# START OF Recorded information
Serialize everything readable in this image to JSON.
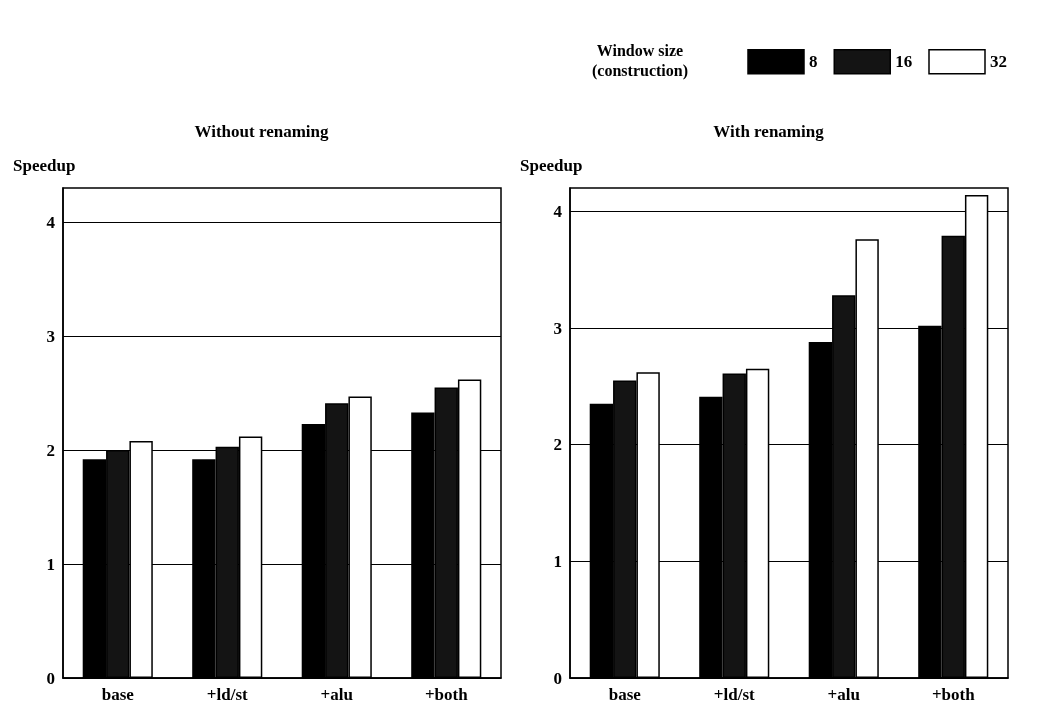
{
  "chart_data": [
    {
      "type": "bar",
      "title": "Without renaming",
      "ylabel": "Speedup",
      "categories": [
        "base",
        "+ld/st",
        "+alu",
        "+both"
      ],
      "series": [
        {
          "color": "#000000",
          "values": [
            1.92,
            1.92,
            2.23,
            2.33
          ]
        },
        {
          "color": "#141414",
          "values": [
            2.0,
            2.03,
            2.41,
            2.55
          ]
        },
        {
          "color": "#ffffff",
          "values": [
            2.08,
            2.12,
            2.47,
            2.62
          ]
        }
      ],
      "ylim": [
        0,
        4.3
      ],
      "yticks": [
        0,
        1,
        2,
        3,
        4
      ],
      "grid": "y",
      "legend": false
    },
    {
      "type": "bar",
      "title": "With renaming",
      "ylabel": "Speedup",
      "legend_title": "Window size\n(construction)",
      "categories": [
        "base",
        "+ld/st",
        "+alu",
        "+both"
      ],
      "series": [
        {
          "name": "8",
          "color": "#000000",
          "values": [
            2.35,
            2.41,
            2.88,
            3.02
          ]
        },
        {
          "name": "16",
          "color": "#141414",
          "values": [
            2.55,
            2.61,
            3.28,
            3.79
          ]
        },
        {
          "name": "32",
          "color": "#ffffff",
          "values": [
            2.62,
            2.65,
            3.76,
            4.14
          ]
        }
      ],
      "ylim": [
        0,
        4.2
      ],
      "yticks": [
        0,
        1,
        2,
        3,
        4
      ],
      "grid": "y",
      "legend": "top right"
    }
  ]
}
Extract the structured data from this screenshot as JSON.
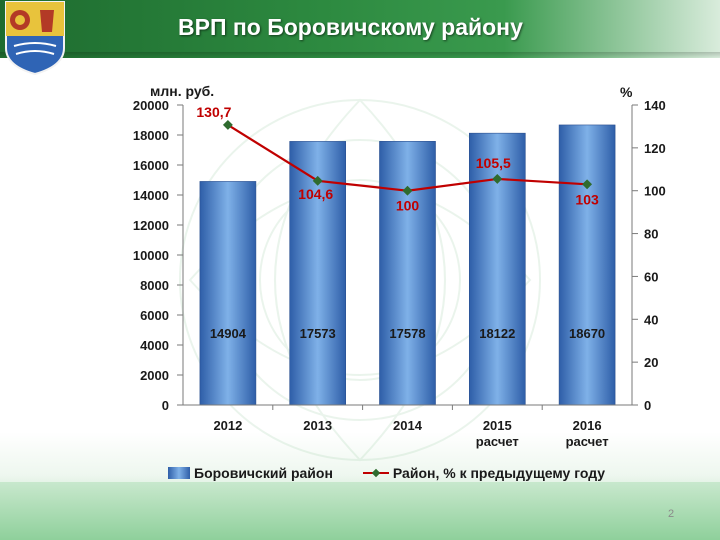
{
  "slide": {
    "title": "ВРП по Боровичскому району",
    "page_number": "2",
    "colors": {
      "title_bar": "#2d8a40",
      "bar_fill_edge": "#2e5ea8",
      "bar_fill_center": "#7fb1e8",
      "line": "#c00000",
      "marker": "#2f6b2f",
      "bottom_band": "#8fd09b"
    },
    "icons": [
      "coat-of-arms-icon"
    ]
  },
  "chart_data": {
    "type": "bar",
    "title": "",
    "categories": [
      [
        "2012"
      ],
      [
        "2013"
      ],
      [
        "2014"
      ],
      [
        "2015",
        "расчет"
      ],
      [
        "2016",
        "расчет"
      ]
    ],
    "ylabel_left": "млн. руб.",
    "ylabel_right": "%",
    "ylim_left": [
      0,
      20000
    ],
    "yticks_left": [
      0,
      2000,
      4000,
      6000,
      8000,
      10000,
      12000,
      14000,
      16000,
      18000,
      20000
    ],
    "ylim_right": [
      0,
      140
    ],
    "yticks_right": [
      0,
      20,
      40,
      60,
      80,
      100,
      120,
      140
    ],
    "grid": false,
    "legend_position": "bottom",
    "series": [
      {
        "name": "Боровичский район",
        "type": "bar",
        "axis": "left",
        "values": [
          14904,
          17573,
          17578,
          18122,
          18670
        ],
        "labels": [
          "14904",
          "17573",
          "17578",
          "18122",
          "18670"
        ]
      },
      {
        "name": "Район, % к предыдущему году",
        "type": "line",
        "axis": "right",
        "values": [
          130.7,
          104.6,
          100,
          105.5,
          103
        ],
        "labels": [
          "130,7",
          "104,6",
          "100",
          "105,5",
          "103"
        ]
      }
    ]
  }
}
# END OF Recorded information
• To be done
Every record above must be given again exactly; drop the pictures.

• The answer
Serialize everything readable in this image to JSON.
{
  "chart_data": [
    {
      "type": "bar",
      "title": "Without renaming",
      "ylabel": "Speedup",
      "categories": [
        "base",
        "+ld/st",
        "+alu",
        "+both"
      ],
      "series": [
        {
          "color": "#000000",
          "values": [
            1.92,
            1.92,
            2.23,
            2.33
          ]
        },
        {
          "color": "#141414",
          "values": [
            2.0,
            2.03,
            2.41,
            2.55
          ]
        },
        {
          "color": "#ffffff",
          "values": [
            2.08,
            2.12,
            2.47,
            2.62
          ]
        }
      ],
      "ylim": [
        0,
        4.3
      ],
      "yticks": [
        0,
        1,
        2,
        3,
        4
      ],
      "grid": "y",
      "legend": false
    },
    {
      "type": "bar",
      "title": "With renaming",
      "ylabel": "Speedup",
      "legend_title": "Window size\n(construction)",
      "categories": [
        "base",
        "+ld/st",
        "+alu",
        "+both"
      ],
      "series": [
        {
          "name": "8",
          "color": "#000000",
          "values": [
            2.35,
            2.41,
            2.88,
            3.02
          ]
        },
        {
          "name": "16",
          "color": "#141414",
          "values": [
            2.55,
            2.61,
            3.28,
            3.79
          ]
        },
        {
          "name": "32",
          "color": "#ffffff",
          "values": [
            2.62,
            2.65,
            3.76,
            4.14
          ]
        }
      ],
      "ylim": [
        0,
        4.2
      ],
      "yticks": [
        0,
        1,
        2,
        3,
        4
      ],
      "grid": "y",
      "legend": "top right"
    }
  ]
}
Extract the structured data from this screenshot as JSON.
{
  "slide": {
    "title": "ВРП по Боровичскому району",
    "page_number": "2",
    "colors": {
      "title_bar": "#2d8a40",
      "bar_fill_edge": "#2e5ea8",
      "bar_fill_center": "#7fb1e8",
      "line": "#c00000",
      "marker": "#2f6b2f",
      "bottom_band": "#8fd09b"
    },
    "icons": [
      "coat-of-arms-icon"
    ]
  },
  "chart_data": {
    "type": "bar",
    "title": "",
    "categories": [
      [
        "2012"
      ],
      [
        "2013"
      ],
      [
        "2014"
      ],
      [
        "2015",
        "расчет"
      ],
      [
        "2016",
        "расчет"
      ]
    ],
    "ylabel_left": "млн. руб.",
    "ylabel_right": "%",
    "ylim_left": [
      0,
      20000
    ],
    "yticks_left": [
      0,
      2000,
      4000,
      6000,
      8000,
      10000,
      12000,
      14000,
      16000,
      18000,
      20000
    ],
    "ylim_right": [
      0,
      140
    ],
    "yticks_right": [
      0,
      20,
      40,
      60,
      80,
      100,
      120,
      140
    ],
    "grid": false,
    "legend_position": "bottom",
    "series": [
      {
        "name": "Боровичский район",
        "type": "bar",
        "axis": "left",
        "values": [
          14904,
          17573,
          17578,
          18122,
          18670
        ],
        "labels": [
          "14904",
          "17573",
          "17578",
          "18122",
          "18670"
        ]
      },
      {
        "name": "Район, % к предыдущему году",
        "type": "line",
        "axis": "right",
        "values": [
          130.7,
          104.6,
          100,
          105.5,
          103
        ],
        "labels": [
          "130,7",
          "104,6",
          "100",
          "105,5",
          "103"
        ]
      }
    ]
  }
}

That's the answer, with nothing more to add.